== Segment start ==
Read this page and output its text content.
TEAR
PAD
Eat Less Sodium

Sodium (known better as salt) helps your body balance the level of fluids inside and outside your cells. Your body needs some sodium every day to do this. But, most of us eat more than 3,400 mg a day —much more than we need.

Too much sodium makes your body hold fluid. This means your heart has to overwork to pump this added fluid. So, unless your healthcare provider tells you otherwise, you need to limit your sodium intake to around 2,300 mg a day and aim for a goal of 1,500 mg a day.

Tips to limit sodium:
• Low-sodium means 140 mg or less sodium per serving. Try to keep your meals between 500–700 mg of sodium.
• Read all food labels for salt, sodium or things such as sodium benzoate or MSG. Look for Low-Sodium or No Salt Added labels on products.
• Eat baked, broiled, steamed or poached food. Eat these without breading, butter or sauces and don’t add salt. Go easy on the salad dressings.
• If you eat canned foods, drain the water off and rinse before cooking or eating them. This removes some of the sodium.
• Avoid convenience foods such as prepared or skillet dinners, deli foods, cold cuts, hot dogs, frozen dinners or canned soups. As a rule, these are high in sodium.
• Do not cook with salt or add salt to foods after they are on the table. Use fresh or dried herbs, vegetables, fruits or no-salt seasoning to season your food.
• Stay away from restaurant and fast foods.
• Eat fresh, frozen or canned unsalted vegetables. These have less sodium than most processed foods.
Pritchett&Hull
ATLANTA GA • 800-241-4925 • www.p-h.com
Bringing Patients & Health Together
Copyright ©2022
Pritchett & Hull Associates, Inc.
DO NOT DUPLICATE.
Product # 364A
== Segment end ==
About this exercise: Count how many lines in the records hold the string "Pritchett"; reply with the number alone.

Response to the task: 2